■ **What is needed**:
Go through the lines below. Copy those with "JSON".

■ **Records shown**:
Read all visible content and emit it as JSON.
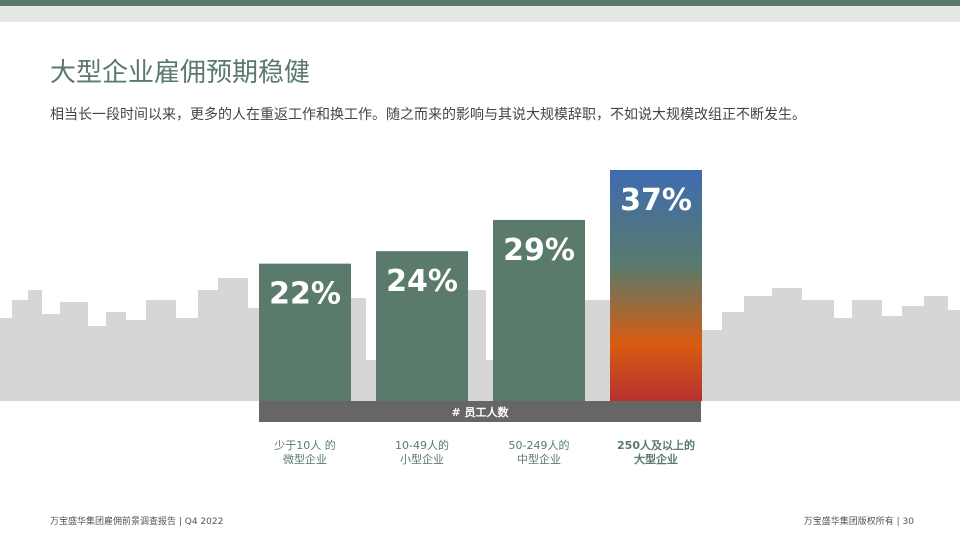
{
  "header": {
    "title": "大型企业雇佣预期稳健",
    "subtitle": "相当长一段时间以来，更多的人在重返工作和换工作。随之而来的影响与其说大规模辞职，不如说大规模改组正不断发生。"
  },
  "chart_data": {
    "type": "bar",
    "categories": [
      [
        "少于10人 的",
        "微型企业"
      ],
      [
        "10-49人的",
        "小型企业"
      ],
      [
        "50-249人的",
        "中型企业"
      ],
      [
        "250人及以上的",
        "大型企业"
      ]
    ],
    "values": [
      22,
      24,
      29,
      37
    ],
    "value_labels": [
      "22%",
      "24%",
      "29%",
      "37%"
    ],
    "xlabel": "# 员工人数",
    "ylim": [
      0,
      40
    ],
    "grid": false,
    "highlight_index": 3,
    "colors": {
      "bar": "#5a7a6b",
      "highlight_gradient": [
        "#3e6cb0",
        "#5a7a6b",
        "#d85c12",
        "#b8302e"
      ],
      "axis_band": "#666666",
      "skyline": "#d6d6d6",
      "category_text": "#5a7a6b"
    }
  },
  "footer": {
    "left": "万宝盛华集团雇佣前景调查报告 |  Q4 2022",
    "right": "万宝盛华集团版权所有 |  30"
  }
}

==

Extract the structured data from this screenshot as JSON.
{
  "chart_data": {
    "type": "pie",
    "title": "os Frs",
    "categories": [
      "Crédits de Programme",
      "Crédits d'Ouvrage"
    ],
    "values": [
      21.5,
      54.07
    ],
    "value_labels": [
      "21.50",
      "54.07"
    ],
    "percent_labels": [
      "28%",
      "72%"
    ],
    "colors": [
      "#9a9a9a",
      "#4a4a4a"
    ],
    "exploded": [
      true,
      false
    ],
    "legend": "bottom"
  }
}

■ **Response for this exercise**:
Read all visible content and emit it as JSON.
Extract the structured data from this screenshot as JSON.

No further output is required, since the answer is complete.